▸ **SET TASK**
Copy the passage on the ECJ counterclaim ruling, starting with "In a counterclaim" and going on through "trade mark Multiselect.", but replace "ECJ" with "Court of Justice".

ECJ: Counterclaim for a declaration of invalidity

In a counterclaim against a trade mark, may the subject-matter of the dispute be broader in terms of goods and services than in the related infringement action? With a clear "yes", the ECJ decided this question in the trade mark dispute about the Union trade mark Multiselect.

Case law on counterclaim for declaration of invalidity


This decision is not really surprising. The ECJ rather relied on previous case law, in particular from the recent ECJ decision Gemeinde Bodman-Ludwigshafen (judgment of 13 October 2022, Gemeinde Bodman-Ludwigshafen, C 256/21). In this decision, the ECJ ruled that a national court must decide on a counterclaim for a declaration of invalidity of a trade mark even if the infringement action has already been withdrawn.

It was thereby held that the term "counterclaim", which is not further defined in the EUMV (European Trade Mark Regulation, the EU Regulation 2017/1001), is in principle to be understood as a counterclaim brought by the defendant in proceedings brought against him by the plaintiff before the same court, but which is otherwise an independent application.

This is the general consensus also according to previous case law (e.g. ECJ judgment of 12 October 2016, Kostanjevec, C 185/15). Although the counterclaim is brought in the context of proceedings initiated by means of another appeal, according to the case-law it is a separate and independent application, the procedural treatment of which is independent of the application.

▸ **DATASET SECTION**
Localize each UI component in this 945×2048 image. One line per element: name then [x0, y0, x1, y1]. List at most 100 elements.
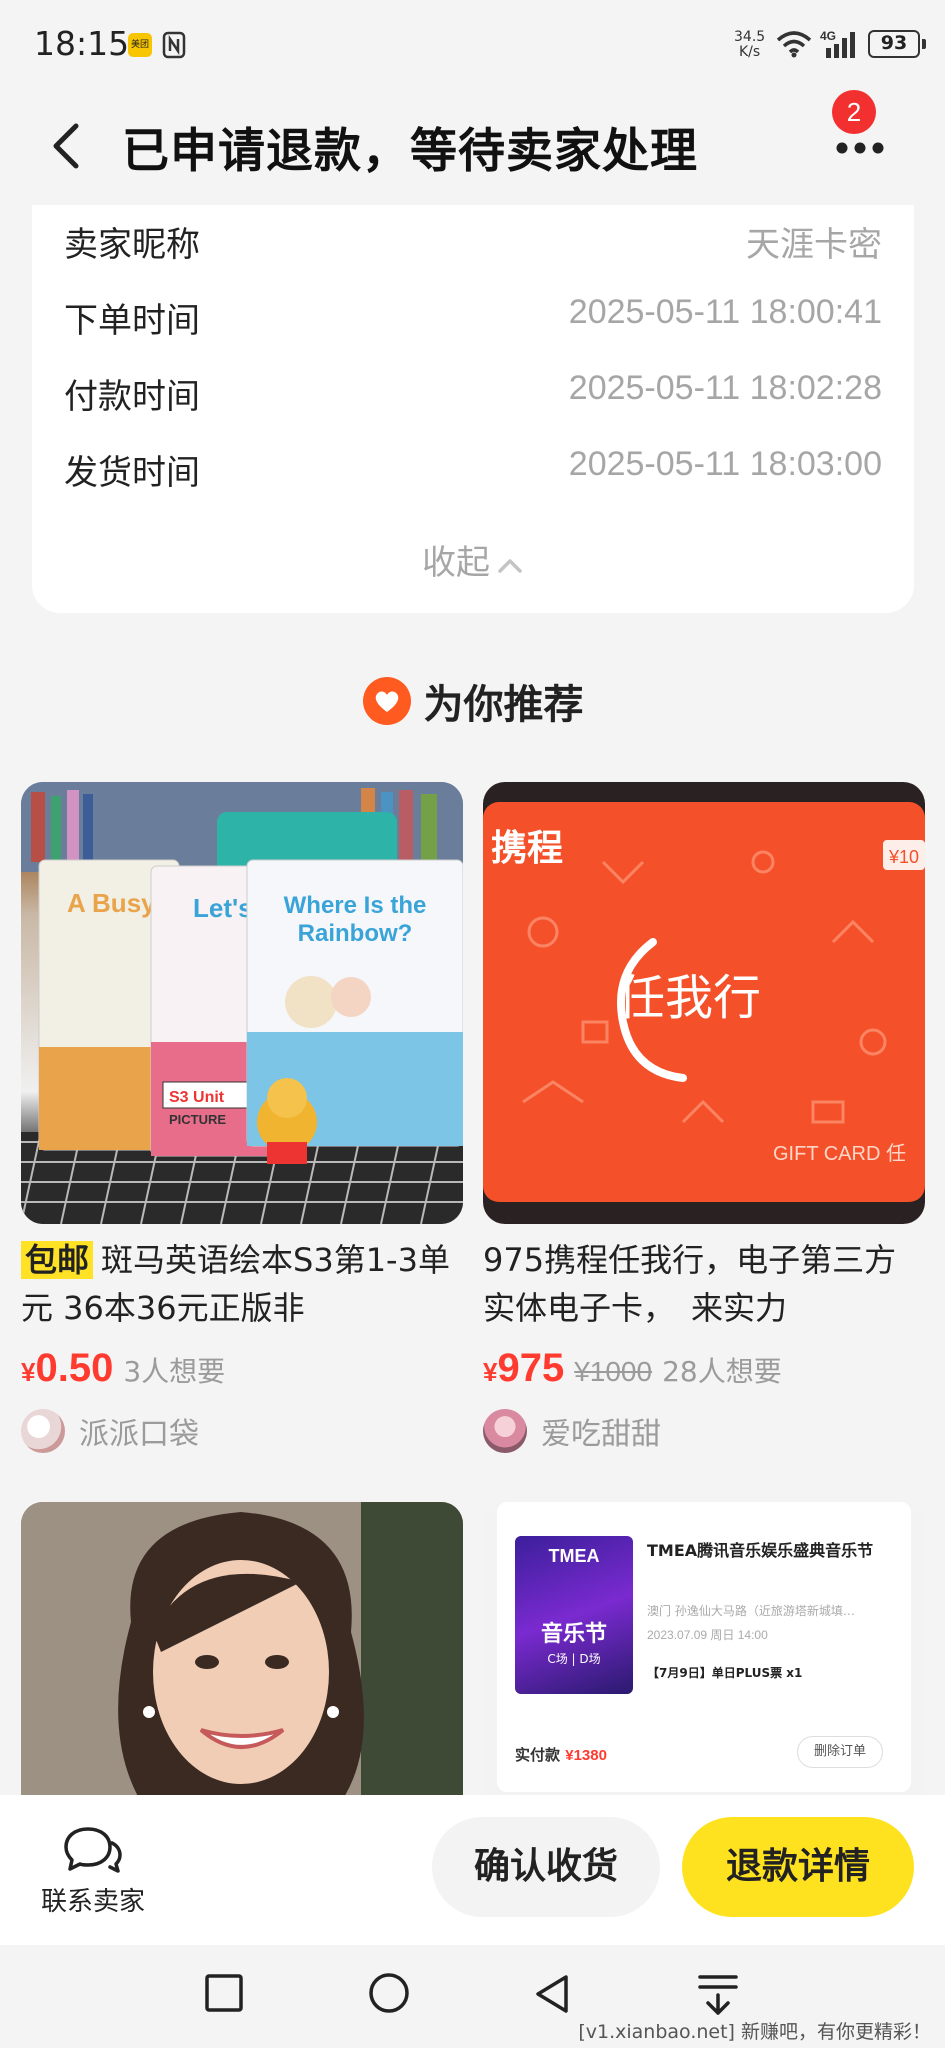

▸ **WRITTEN SOLUTION**
In a counterclaim against a trade mark, may the subject-matter of the dispute be broader in terms of goods and services than in the related infringement action? With a clear "yes", the Court of Justice decided this question in the trade mark dispute about the Union trade mark Multiselect.